--- Text block ---

Those suffering from vitamin D deficiency have a higher risk of enduring respiratory failure, over time. A new study suggests vitamin D may have a protective effect against the harms of smoking.

Lead study author, Nancy E. Lange, MD, MPH, of the Channing Laboratory, Brigham and Women’s Hospital observed 626 Caucasian men over a 20 year duration. The study assessed three completely different time periods between 1984 and 2003 and lung function was measured with a spirometer.  

In the participants who lacked vitamin D, for each one unit increase in the number of packs smoked per day, an average forced expiratory volume in one second (FEV1) was 12ml lower, compared with an average reduction of 6.5 ml among participants who were vitamin D sufficient.  In longitudinal demonstrations, vitamin D deficiency aggravated the effect of packs smoked per day on a participant's decreasing FEV1 over time.

--- Entries provided ---

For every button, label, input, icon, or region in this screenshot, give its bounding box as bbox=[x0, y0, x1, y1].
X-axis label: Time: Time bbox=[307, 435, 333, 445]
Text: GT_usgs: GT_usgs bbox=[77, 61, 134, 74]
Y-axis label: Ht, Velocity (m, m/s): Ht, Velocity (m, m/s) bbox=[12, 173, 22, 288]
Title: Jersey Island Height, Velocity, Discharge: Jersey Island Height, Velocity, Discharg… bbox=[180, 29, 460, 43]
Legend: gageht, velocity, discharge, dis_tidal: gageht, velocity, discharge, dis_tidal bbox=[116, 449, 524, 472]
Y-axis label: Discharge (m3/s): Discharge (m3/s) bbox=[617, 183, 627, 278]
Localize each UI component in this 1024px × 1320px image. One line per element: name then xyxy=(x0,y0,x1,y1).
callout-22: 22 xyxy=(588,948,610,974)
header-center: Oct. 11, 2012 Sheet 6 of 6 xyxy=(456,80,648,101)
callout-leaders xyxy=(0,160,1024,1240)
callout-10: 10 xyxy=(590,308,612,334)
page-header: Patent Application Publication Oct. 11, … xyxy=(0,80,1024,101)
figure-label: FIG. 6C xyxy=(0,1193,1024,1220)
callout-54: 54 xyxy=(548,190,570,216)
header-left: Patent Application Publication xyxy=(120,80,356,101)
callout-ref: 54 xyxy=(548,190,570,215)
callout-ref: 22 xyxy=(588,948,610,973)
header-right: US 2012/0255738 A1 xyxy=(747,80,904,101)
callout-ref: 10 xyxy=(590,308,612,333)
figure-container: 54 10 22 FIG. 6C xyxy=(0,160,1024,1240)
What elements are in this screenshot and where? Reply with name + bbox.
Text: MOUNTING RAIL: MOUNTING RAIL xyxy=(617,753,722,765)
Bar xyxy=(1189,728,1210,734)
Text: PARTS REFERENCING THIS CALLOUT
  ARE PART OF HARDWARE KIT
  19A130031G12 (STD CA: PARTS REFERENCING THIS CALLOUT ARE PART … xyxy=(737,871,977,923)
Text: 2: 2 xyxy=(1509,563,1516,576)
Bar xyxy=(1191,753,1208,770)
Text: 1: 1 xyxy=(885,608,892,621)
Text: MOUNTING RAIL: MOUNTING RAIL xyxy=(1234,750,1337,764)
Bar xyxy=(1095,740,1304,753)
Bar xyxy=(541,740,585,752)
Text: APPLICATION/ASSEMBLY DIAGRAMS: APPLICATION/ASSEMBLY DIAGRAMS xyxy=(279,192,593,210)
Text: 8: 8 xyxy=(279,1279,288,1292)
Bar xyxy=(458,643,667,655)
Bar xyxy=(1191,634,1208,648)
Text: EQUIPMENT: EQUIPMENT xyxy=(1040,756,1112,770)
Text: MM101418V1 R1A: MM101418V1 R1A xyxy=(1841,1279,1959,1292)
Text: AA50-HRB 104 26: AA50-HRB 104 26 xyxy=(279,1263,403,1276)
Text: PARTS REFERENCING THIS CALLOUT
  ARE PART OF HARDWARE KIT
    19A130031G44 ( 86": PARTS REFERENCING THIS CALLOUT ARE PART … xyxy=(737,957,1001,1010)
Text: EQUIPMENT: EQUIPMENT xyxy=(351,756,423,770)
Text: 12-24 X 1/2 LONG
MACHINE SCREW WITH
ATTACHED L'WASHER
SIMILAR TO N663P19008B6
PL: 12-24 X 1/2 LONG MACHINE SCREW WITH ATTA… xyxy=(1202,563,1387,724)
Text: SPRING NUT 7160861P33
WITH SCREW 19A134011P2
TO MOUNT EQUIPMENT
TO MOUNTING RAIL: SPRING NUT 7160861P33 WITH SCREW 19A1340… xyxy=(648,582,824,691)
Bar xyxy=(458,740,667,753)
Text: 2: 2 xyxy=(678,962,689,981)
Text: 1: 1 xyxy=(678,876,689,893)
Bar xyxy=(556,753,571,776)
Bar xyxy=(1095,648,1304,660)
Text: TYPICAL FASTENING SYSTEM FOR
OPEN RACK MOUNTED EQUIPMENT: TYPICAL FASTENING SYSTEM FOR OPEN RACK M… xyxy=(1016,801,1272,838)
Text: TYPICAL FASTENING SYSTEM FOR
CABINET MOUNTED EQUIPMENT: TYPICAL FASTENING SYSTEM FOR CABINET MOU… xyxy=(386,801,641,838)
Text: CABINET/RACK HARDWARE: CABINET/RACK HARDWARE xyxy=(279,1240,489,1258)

---

Extend the report on vitamin D and lung function in smokers, starting after its final sentence.

**Answer to this problem**
 “Our results suggest that vitamin D might modify the damaging effects of smoking on lung function,” Dr. Lange said. “These effects might be due to vitamin D’s anti-inflammatory and anti-oxidant properties.”

The study has some restrictions, which includes the information being observational. Vitamin D levels vary over time. Another limitation was the study only involved elderly men.

“If these results can be replicated in other studies, they could be of great public health importance,” said Dr. Lange. “Future research should also examine whether vitamin D protects against lung damage from other sources, such as air pollution.”

According to Alexander C. White MS, MD, chair of the American Thoracic Society’s Tobacco Action Committee whether one is vitamin D sufficient or deficient, it should not overshadow the health risks and hazards linked to smoking. Those who do smoke should be aware of all the health consequences.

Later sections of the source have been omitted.